__EXERCISE__: Find the string "开启了改革开放和社会主义现代化建设新时期" and gather every line that holds it.

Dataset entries
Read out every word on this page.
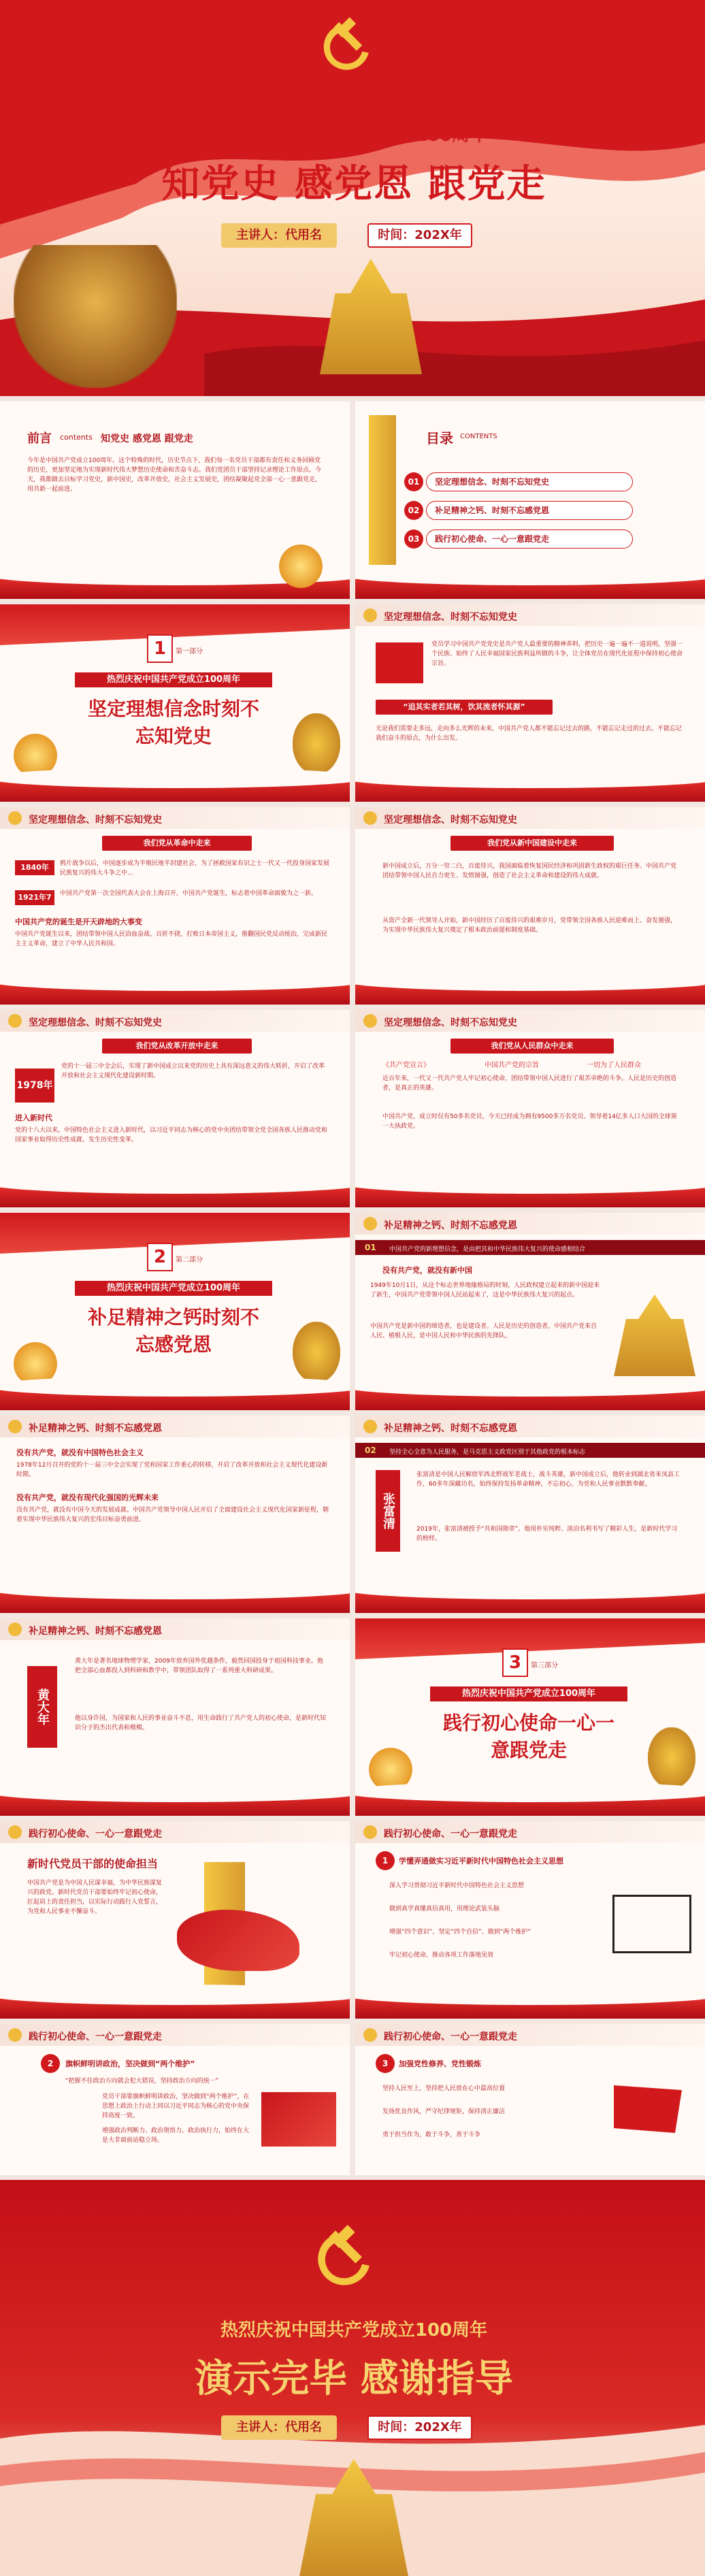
热烈庆祝中国共产党成立100周年
知党史 感党恩 跟党走
主讲人：代用名	时间：202X年
前言 contents 知党史 感党恩 跟党走
今年是中国共产党成立100周年。这个特殊的时代，历史节点下，我们每一名党员干部都有责任和义务回顾党的历史，更加坚定地为实现新时代伟大梦想历史使命和苦奋斗志。我们党团员干部坚持记录理论工作原点。今天，我都做去目标学习党史，新中国史，改革开放史，社会主义发展史，团结凝聚起党全部一心一意跟党走，用共新一起前进。
目录 CONTENTS
01	坚定理想信念、时刻不忘知党史
02	补足精神之钙、时刻不忘感党恩
03	践行初心使命、一心一意跟党走
1	第一部分
热烈庆祝中国共产党成立100周年
坚定理想信念时刻不
忘知党史
坚定理想信念、时刻不忘知党史
党员学习中国共产党党史是共产党人最重要的精神养料，把历史一遍一遍不一道说明，坚强一个民族、始终了人民幸福国家民族利益所做的斗争，让全体党员在现代化征程中保持初心使命宗旨。
“追其实者若其树，饮其流者怀其源”
无论我们需要走多远，走向多么光辉的未来，中国共产党人都不能忘记过去的路，不能忘记走过的过去。不能忘记我们奋斗的原点，为什么出发。
坚定理想信念、时刻不忘知党史
我们党从革命中走来
1840年	鸦片战争以后，中国逐步成为半殖民地半封建社会，为了拯救国家有识之士一代又一代投身国家发展民族复兴的伟大斗争之中...
1921年7月
中国共产党第一次全国代表大会在上海召开，中国共产党诞生，标志着中国革命面貌为之一新。
中国共产党的诞生是开天辟地的大事变
中国共产党诞生以来，团结带领中国人民浴血奋战、百折不挠，打败日本帝国主义，推翻国民党反动统治，完成新民主主义革命，建立了中华人民共和国。
坚定理想信念、时刻不忘知党史
我们党从新中国建设中走来
新中国成立后，万分一穷二白，百废待兴，我国面临着恢复国民经济和巩固新生政权的艰巨任务。中国共产党团结带领中国人民自力更生、发愤图强，创造了社会主义革命和建设的伟大成就。
从资产全新一代领导人开始，新中国经历了百废待兴的艰难岁月，党带领全国各族人民迎难而上、奋发图强，为实现中华民族伟大复兴奠定了根本政治前提和制度基础。
坚定理想信念、时刻不忘知党史
我们党从改革开放中走来
1978年
党的十一届三中全会后，实现了新中国成立以来党的历史上具有深远意义的伟大转折，开启了改革开放和社会主义现代化建设新时期。
进入新时代
党的十八大以来，中国特色社会主义进入新时代，以习近平同志为核心的党中央团结带领全党全国各族人民推动党和国家事业取得历史性成就、发生历史性变革。
坚定理想信念、时刻不忘知党史
我们党从人民群众中走来
《共产党宣言》	中国共产党的宗旨	一切为了人民群众
近百年来，一代又一代共产党人牢记初心使命，团结带领中国人民进行了艰苦卓绝的斗争。人民是历史的创造者，是真正的英雄。
中国共产党，成立时仅有50多名党员，今天已经成为拥有9500多万名党员、领导着14亿多人口大国的全球第一大执政党。
2	第二部分
热烈庆祝中国共产党成立100周年
补足精神之钙时刻不
忘感党恩
补足精神之钙、时刻不忘感党恩
01 中国共产党的新理想信念，是由把其和中华民族伟大复兴的使命感相结合
没有共产党，就没有新中国
1949年10月1日，从这个标志世界地缘格局的时刻，人民政权建立起来的新中国迎来了新生，中国共产党带领中国人民站起来了，这是中华民族伟大复兴的起点。
中国共产党是新中国的缔造者，也是建设者。人民是历史的创造者，中国共产党来自人民、植根人民，是中国人民和中华民族的先锋队。
补足精神之钙、时刻不忘感党恩
没有共产党，就没有中国特色社会主义
1978年12月召开的党的十一届三中全会实现了党和国家工作重心的转移，开启了改革开放和社会主义现代化建设新时期。
没有共产党，就没有现代化强国的光辉未来
没有共产党，就没有中国今天的发展成就。中国共产党领导中国人民开启了全面建设社会主义现代化国家新征程，朝着实现中华民族伟大复兴的宏伟目标奋勇前进。
补足精神之钙、时刻不忘感党恩
02 坚持全心全意为人民服务，是马克思主义政党区别于其他政党的根本标志
张富清
张富清是中国人民解放军西北野战军老战士，战斗英雄，新中国成立后，他转业到湖北省来凤县工作，60多年深藏功名，始终保持发扬革命精神，不忘初心，为党和人民事业默默奉献。
2019年，张富清被授予“共和国勋章”。他用朴实纯粹、淡泊名利书写了精彩人生，是新时代学习的榜样。
补足精神之钙、时刻不忘感党恩
黄大年
黄大年是著名地球物理学家，2009年放弃国外优越条件，毅然回国投身于祖国科技事业。他把全部心血都投入到科研和教学中，带领团队取得了一系列重大科研成果。
他以身许国，为国家和人民的事业奋斗不息，用生命践行了共产党人的初心使命，是新时代知识分子的杰出代表和楷模。
3	第三部分
热烈庆祝中国共产党成立100周年
践行初心使命一心一
意跟党走
践行初心使命、一心一意跟党走
新时代党员干部的使命担当
中国共产党是为中国人民谋幸福，为中华民族谋复兴的政党。新时代党员干部要始终牢记初心使命，扛起肩上的责任担当，以实际行动践行入党誓言，为党和人民事业不懈奋斗。
践行初心使命、一心一意跟党走
1	学懂弄通做实习近平新时代中国特色社会主义思想
深入学习贯彻习近平新时代中国特色社会主义思想
做到真学真懂真信真用，用理论武装头脑
增强“四个意识”、坚定“四个自信”、做到“两个维护”
牢记初心使命，推动各项工作落地见效
践行初心使命、一心一意跟党走
2	旗帜鲜明讲政治，坚决做到“两个维护”
“把握不住政治方向就会犯大错误，坚持政治方向的统一”
党员干部要旗帜鲜明讲政治，坚决做到“两个维护”，在思想上政治上行动上同以习近平同志为核心的党中央保持高度一致。
增强政治判断力、政治领悟力、政治执行力，始终在大是大非面前站稳立场。
践行初心使命、一心一意跟党走
3	加强党性修养、党性锻炼
坚持人民至上，坚持把人民放在心中最高位置
发扬优良作风，严守纪律规矩，保持清正廉洁
勇于担当作为，敢于斗争，善于斗争
热烈庆祝中国共产党成立100周年
演示完毕 感谢指导
主讲人：代用名	时间：202X年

__OUTPUT__:
党的十一届三中全会后，实现了新中国成立以来党的历史上具有深远意义的伟大转折，开启了改革开放和社会主义现代化建设新时期。
1978年12月召开的党的十一届三中全会实现了党和国家工作重心的转移，开启了改革开放和社会主义现代化建设新时期。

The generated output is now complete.